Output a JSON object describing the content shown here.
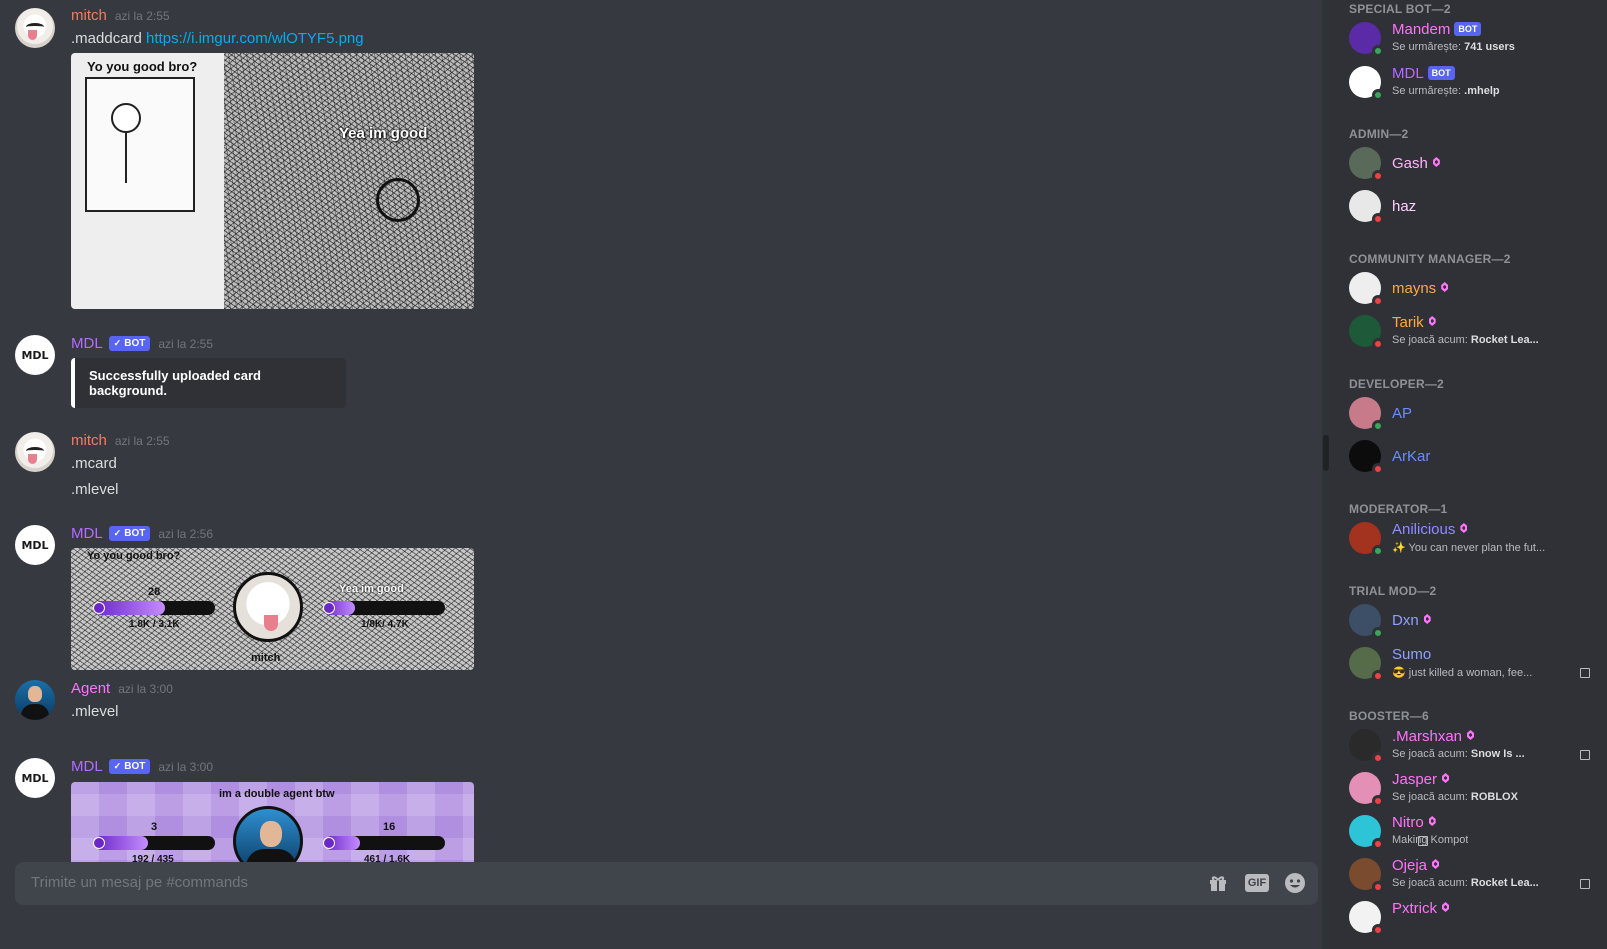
{
  "chat": {
    "messages": [
      {
        "author": "mitch",
        "time": "azi la 2:55",
        "text": ".maddcard",
        "link": "https://i.imgur.com/wlOTYF5.png",
        "image": {
          "caption_top": "Yo you good bro?",
          "caption_right": "Yea im good"
        }
      },
      {
        "author": "MDL",
        "bot_label": "BOT",
        "time": "azi la 2:55",
        "embed": "Successfully uploaded card background."
      },
      {
        "author": "mitch",
        "time": "azi la 2:55",
        "lines": [
          ".mcard",
          ".mlevel"
        ]
      },
      {
        "author": "MDL",
        "bot_label": "BOT",
        "time": "azi la 2:56",
        "card": {
          "top_text": "Yo you good bro?",
          "right_text": "Yea im good",
          "level_left": "28",
          "xp_left": "1.8K / 3.1K",
          "xp_left_fill": 0.58,
          "xp_right_fill": 0.25,
          "xp_right": "1/8K/ 4.7K",
          "name": "mitch"
        }
      },
      {
        "author": "Agent",
        "time": "azi la 3:00",
        "text": ".mlevel"
      },
      {
        "author": "MDL",
        "bot_label": "BOT",
        "time": "azi la 3:00",
        "card": {
          "top_text": "im a double agent btw",
          "level_left": "3",
          "xp_left": "192 / 435",
          "xp_left_fill": 0.44,
          "level_right": "16",
          "xp_right": "461 / 1.6K",
          "xp_right_fill": 0.29
        }
      }
    ],
    "avatar_text": "MDL",
    "input_placeholder": "Trimite un mesaj pe #commands",
    "gif_label": "GIF"
  },
  "members": {
    "sections": [
      {
        "title": "SPECIAL BOT—2"
      },
      {
        "title": "ADMIN—2"
      },
      {
        "title": "COMMUNITY MANAGER—2"
      },
      {
        "title": "DEVELOPER—2"
      },
      {
        "title": "MODERATOR—1"
      },
      {
        "title": "TRIAL MOD—2"
      },
      {
        "title": "BOOSTER—6"
      }
    ],
    "list": [
      {
        "name": "Mandem",
        "bot": "BOT",
        "color": "#ff73fa",
        "sub_prefix": "Se urmărește: ",
        "sub_bold": "741 users",
        "status": "online"
      },
      {
        "name": "MDL",
        "bot": "BOT",
        "color": "#b56cff",
        "sub_prefix": "Se urmărește: ",
        "sub_bold": ".mhelp",
        "status": "online"
      },
      {
        "name": "Gash",
        "color": "#ffb3ff",
        "status": "dnd"
      },
      {
        "name": "haz",
        "color": "#ffcfff",
        "status": "dnd"
      },
      {
        "name": "mayns",
        "color": "#ffa940",
        "status": "dnd"
      },
      {
        "name": "Tarik",
        "color": "#ffa940",
        "sub_prefix": "Se joacă acum: ",
        "sub_bold": "Rocket Lea...",
        "status": "dnd"
      },
      {
        "name": "AP",
        "color": "#6b8cff",
        "status": "online"
      },
      {
        "name": "ArKar",
        "color": "#6b8cff",
        "status": "dnd"
      },
      {
        "name": "Anilicious",
        "color": "#8e8cff",
        "sub_prefix": "✨ You can never plan the fut...",
        "status": "online"
      },
      {
        "name": "Dxn",
        "color": "#8ea0ff",
        "status": "online"
      },
      {
        "name": "Sumo",
        "color": "#8ea0ff",
        "sub_prefix": "😎 just killed a woman, fee...",
        "status": "dnd"
      },
      {
        "name": ".Marshxan",
        "color": "#ff73fa",
        "sub_prefix": "Se joacă acum: ",
        "sub_bold": "Snow Is ...",
        "status": "dnd"
      },
      {
        "name": "Jasper",
        "color": "#ff73fa",
        "sub_prefix": "Se joacă acum: ",
        "sub_bold": "ROBLOX",
        "status": "dnd"
      },
      {
        "name": "Nitro",
        "color": "#ff73fa",
        "sub_prefix": "Making Kompot",
        "status": "dnd"
      },
      {
        "name": "Ojeja",
        "color": "#ff73fa",
        "sub_prefix": "Se joacă acum: ",
        "sub_bold": "Rocket Lea...",
        "status": "dnd"
      },
      {
        "name": "Pxtrick",
        "color": "#ff73fa",
        "status": "dnd"
      }
    ]
  },
  "colors": {
    "mitch": "#f47b67",
    "mdl": "#b56cff",
    "agent": "#ff73fa",
    "link": "#00aff4",
    "bot_tag": "#5865f2"
  }
}
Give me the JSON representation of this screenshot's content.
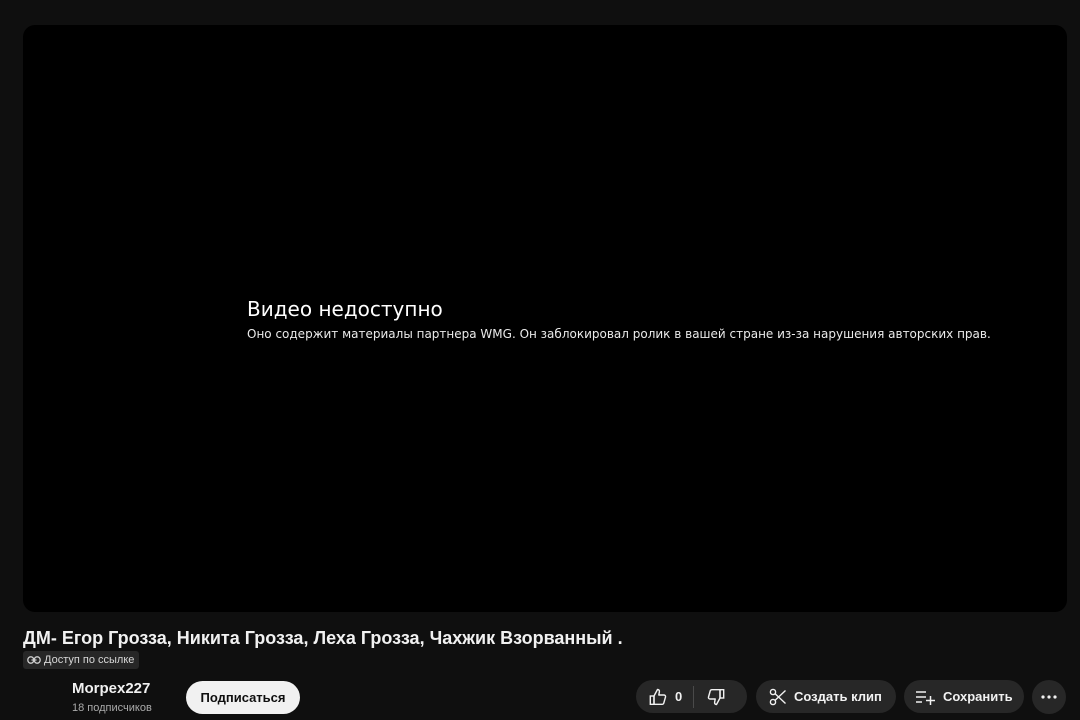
{
  "player": {
    "error_title": "Видео недоступно",
    "error_message": "Оно содержит материалы партнера WMG. Он заблокировал ролик в вашей стране из-за нарушения авторских прав."
  },
  "video": {
    "title": "ДМ- Егор Грозза, Никита Грозза, Леха Грозза, Чахжик Взорванный .",
    "access_label": "Доступ по ссылке"
  },
  "channel": {
    "name": "Morpex227",
    "subscribers": "18 подписчиков",
    "subscribe_label": "Подписаться"
  },
  "actions": {
    "like_count": "0",
    "clip_label": "Создать клип",
    "save_label": "Сохранить"
  },
  "icons": {
    "access": "link-icon",
    "like": "thumbs-up-icon",
    "dislike": "thumbs-down-icon",
    "clip": "scissors-icon",
    "save": "playlist-add-icon",
    "more": "more-horizontal-icon"
  }
}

**Objective:**
Reproduce each record above by retyping it exactly; omit all images.

**Output for this task:**
Output a JSON object describing the content shown here.
{
  "chat": {
    "messages": [
      {
        "author": "mitch",
        "time": "azi la 2:55",
        "text": ".maddcard",
        "link": "https://i.imgur.com/wlOTYF5.png",
        "image": {
          "caption_top": "Yo you good bro?",
          "caption_right": "Yea im good"
        }
      },
      {
        "author": "MDL",
        "bot_label": "BOT",
        "time": "azi la 2:55",
        "embed": "Successfully uploaded card background."
      },
      {
        "author": "mitch",
        "time": "azi la 2:55",
        "lines": [
          ".mcard",
          ".mlevel"
        ]
      },
      {
        "author": "MDL",
        "bot_label": "BOT",
        "time": "azi la 2:56",
        "card": {
          "top_text": "Yo you good bro?",
          "right_text": "Yea im good",
          "level_left": "28",
          "xp_left": "1.8K / 3.1K",
          "xp_left_fill": 0.58,
          "xp_right_fill": 0.25,
          "xp_right": "1/8K/ 4.7K",
          "name": "mitch"
        }
      },
      {
        "author": "Agent",
        "time": "azi la 3:00",
        "text": ".mlevel"
      },
      {
        "author": "MDL",
        "bot_label": "BOT",
        "time": "azi la 3:00",
        "card": {
          "top_text": "im a double agent btw",
          "level_left": "3",
          "xp_left": "192 / 435",
          "xp_left_fill": 0.44,
          "level_right": "16",
          "xp_right": "461 / 1.6K",
          "xp_right_fill": 0.29
        }
      }
    ],
    "avatar_text": "MDL",
    "input_placeholder": "Trimite un mesaj pe #commands",
    "gif_label": "GIF"
  },
  "members": {
    "sections": [
      {
        "title": "SPECIAL BOT—2"
      },
      {
        "title": "ADMIN—2"
      },
      {
        "title": "COMMUNITY MANAGER—2"
      },
      {
        "title": "DEVELOPER—2"
      },
      {
        "title": "MODERATOR—1"
      },
      {
        "title": "TRIAL MOD—2"
      },
      {
        "title": "BOOSTER—6"
      }
    ],
    "list": [
      {
        "name": "Mandem",
        "bot": "BOT",
        "color": "#ff73fa",
        "sub_prefix": "Se urmărește: ",
        "sub_bold": "741 users",
        "status": "online"
      },
      {
        "name": "MDL",
        "bot": "BOT",
        "color": "#b56cff",
        "sub_prefix": "Se urmărește: ",
        "sub_bold": ".mhelp",
        "status": "online"
      },
      {
        "name": "Gash",
        "color": "#ffb3ff",
        "status": "dnd"
      },
      {
        "name": "haz",
        "color": "#ffcfff",
        "status": "dnd"
      },
      {
        "name": "mayns",
        "color": "#ffa940",
        "status": "dnd"
      },
      {
        "name": "Tarik",
        "color": "#ffa940",
        "sub_prefix": "Se joacă acum: ",
        "sub_bold": "Rocket Lea...",
        "status": "dnd"
      },
      {
        "name": "AP",
        "color": "#6b8cff",
        "status": "online"
      },
      {
        "name": "ArKar",
        "color": "#6b8cff",
        "status": "dnd"
      },
      {
        "name": "Anilicious",
        "color": "#8e8cff",
        "sub_prefix": "✨ You can never plan the fut...",
        "status": "online"
      },
      {
        "name": "Dxn",
        "color": "#8ea0ff",
        "status": "online"
      },
      {
        "name": "Sumo",
        "color": "#8ea0ff",
        "sub_prefix": "😎 just killed a woman, fee...",
        "status": "dnd"
      },
      {
        "name": ".Marshxan",
        "color": "#ff73fa",
        "sub_prefix": "Se joacă acum: ",
        "sub_bold": "Snow Is ...",
        "status": "dnd"
      },
      {
        "name": "Jasper",
        "color": "#ff73fa",
        "sub_prefix": "Se joacă acum: ",
        "sub_bold": "ROBLOX",
        "status": "dnd"
      },
      {
        "name": "Nitro",
        "color": "#ff73fa",
        "sub_prefix": "Making Kompot",
        "status": "dnd"
      },
      {
        "name": "Ojeja",
        "color": "#ff73fa",
        "sub_prefix": "Se joacă acum: ",
        "sub_bold": "Rocket Lea...",
        "status": "dnd"
      },
      {
        "name": "Pxtrick",
        "color": "#ff73fa",
        "status": "dnd"
      }
    ]
  },
  "colors": {
    "mitch": "#f47b67",
    "mdl": "#b56cff",
    "agent": "#ff73fa",
    "link": "#00aff4",
    "bot_tag": "#5865f2"
  }
}
Give me the JSON representation of this screenshot's content.
{
  "player": {
    "error_title": "Видео недоступно",
    "error_message": "Оно содержит материалы партнера WMG. Он заблокировал ролик в вашей стране из-за нарушения авторских прав."
  },
  "video": {
    "title": "ДМ- Егор Грозза, Никита Грозза, Леха Грозза, Чахжик Взорванный .",
    "access_label": "Доступ по ссылке"
  },
  "channel": {
    "name": "Morpex227",
    "subscribers": "18 подписчиков",
    "subscribe_label": "Подписаться"
  },
  "actions": {
    "like_count": "0",
    "clip_label": "Создать клип",
    "save_label": "Сохранить"
  },
  "icons": {
    "access": "link-icon",
    "like": "thumbs-up-icon",
    "dislike": "thumbs-down-icon",
    "clip": "scissors-icon",
    "save": "playlist-add-icon",
    "more": "more-horizontal-icon"
  }
}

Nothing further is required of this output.